Task to carry out: Using the records below, report how many lines hold "fraction", with no extra text.

Supplied data:
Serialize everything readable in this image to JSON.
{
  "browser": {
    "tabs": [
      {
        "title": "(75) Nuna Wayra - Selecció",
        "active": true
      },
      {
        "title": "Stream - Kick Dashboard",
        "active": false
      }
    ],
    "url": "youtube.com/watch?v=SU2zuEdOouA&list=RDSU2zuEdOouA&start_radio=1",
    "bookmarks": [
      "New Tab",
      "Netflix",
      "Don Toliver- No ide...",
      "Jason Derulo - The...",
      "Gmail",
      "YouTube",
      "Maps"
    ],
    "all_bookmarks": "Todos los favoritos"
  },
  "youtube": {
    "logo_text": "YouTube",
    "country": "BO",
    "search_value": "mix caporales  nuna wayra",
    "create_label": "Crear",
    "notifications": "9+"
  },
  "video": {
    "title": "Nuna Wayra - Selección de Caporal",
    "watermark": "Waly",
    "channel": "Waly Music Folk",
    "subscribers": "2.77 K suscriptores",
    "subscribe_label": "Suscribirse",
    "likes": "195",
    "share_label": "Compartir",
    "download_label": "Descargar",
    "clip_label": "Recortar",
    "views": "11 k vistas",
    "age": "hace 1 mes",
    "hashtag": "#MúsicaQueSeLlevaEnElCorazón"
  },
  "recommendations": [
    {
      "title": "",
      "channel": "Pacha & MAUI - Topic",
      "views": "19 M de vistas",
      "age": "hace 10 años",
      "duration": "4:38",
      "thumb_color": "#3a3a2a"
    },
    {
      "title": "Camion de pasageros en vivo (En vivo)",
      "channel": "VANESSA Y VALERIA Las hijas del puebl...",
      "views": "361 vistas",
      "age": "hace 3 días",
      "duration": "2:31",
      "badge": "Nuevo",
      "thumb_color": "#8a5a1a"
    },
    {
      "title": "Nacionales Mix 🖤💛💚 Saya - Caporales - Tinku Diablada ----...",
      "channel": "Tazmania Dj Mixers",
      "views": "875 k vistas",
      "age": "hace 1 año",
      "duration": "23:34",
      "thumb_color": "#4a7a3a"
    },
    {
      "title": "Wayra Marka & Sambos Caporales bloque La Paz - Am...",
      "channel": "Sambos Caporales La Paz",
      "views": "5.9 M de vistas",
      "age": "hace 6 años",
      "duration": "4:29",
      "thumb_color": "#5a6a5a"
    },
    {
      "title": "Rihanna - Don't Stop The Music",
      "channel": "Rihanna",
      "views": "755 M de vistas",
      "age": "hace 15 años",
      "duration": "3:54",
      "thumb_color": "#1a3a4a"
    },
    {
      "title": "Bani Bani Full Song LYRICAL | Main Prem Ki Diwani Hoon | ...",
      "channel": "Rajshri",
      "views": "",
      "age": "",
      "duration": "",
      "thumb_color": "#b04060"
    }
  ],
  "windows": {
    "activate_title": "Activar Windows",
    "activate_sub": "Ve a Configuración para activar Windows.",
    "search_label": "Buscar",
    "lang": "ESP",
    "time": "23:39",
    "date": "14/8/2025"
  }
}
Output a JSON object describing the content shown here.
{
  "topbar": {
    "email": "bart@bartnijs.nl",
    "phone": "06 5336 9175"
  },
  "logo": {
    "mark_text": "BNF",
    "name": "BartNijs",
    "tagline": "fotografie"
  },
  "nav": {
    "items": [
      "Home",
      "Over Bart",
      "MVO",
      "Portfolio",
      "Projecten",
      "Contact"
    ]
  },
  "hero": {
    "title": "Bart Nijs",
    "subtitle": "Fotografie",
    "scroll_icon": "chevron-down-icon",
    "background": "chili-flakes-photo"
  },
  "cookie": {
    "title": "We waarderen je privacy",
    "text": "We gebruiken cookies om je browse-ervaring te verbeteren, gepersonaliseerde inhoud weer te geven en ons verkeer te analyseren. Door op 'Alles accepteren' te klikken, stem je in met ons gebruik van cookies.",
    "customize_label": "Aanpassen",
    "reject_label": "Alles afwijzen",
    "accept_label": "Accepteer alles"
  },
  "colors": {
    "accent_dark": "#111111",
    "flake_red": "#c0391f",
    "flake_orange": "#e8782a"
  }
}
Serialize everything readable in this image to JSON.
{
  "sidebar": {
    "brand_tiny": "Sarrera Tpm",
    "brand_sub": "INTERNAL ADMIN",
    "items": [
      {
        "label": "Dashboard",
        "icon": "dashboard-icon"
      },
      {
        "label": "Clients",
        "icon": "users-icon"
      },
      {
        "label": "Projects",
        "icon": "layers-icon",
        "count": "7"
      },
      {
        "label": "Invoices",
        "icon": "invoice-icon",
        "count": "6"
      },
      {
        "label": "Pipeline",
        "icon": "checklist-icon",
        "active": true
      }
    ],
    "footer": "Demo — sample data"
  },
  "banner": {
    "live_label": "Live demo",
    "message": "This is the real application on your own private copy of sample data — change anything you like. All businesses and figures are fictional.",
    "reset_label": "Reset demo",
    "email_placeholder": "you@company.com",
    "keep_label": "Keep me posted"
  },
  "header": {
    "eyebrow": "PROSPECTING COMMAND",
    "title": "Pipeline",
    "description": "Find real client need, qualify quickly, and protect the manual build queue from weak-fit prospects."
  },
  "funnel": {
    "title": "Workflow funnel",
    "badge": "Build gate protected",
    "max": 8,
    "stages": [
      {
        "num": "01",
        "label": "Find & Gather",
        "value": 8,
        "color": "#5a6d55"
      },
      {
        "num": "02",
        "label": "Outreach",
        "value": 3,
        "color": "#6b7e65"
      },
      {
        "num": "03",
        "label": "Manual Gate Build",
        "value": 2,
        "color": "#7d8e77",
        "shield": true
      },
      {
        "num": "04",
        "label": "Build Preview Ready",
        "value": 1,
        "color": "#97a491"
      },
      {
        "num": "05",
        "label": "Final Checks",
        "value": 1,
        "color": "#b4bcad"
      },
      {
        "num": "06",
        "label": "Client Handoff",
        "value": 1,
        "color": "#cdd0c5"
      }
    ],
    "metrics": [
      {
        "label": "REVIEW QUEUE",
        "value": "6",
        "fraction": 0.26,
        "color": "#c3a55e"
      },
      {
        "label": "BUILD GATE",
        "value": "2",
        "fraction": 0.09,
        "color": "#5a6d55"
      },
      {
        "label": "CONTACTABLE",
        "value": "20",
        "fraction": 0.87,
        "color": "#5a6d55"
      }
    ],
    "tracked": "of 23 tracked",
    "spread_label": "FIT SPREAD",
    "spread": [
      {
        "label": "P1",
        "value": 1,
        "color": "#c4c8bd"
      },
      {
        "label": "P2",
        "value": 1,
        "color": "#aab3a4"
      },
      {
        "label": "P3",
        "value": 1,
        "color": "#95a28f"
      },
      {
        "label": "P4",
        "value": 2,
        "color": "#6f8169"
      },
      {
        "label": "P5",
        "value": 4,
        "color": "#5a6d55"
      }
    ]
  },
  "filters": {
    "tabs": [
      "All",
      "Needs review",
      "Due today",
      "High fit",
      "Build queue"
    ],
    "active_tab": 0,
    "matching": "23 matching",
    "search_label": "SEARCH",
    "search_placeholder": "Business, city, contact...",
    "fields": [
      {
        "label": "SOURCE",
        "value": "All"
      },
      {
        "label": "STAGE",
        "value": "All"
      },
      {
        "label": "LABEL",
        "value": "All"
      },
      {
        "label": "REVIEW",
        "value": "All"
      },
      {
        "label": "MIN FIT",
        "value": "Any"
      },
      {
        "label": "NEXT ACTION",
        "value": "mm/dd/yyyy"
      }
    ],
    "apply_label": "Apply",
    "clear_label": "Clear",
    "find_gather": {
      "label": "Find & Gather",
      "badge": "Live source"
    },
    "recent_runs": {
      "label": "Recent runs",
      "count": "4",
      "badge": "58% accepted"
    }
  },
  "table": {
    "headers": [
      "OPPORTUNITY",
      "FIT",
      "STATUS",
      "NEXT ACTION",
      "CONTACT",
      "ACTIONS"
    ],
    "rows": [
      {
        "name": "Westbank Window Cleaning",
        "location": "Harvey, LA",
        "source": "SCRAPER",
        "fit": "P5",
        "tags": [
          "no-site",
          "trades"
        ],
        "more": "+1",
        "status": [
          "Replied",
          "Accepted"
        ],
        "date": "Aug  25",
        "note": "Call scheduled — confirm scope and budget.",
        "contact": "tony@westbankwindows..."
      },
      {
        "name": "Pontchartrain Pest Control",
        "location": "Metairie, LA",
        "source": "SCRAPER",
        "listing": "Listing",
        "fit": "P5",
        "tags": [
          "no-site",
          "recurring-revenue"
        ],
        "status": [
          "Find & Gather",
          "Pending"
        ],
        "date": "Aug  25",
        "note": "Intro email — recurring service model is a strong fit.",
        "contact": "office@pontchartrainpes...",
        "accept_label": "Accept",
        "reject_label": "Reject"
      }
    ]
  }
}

Complete answer: 3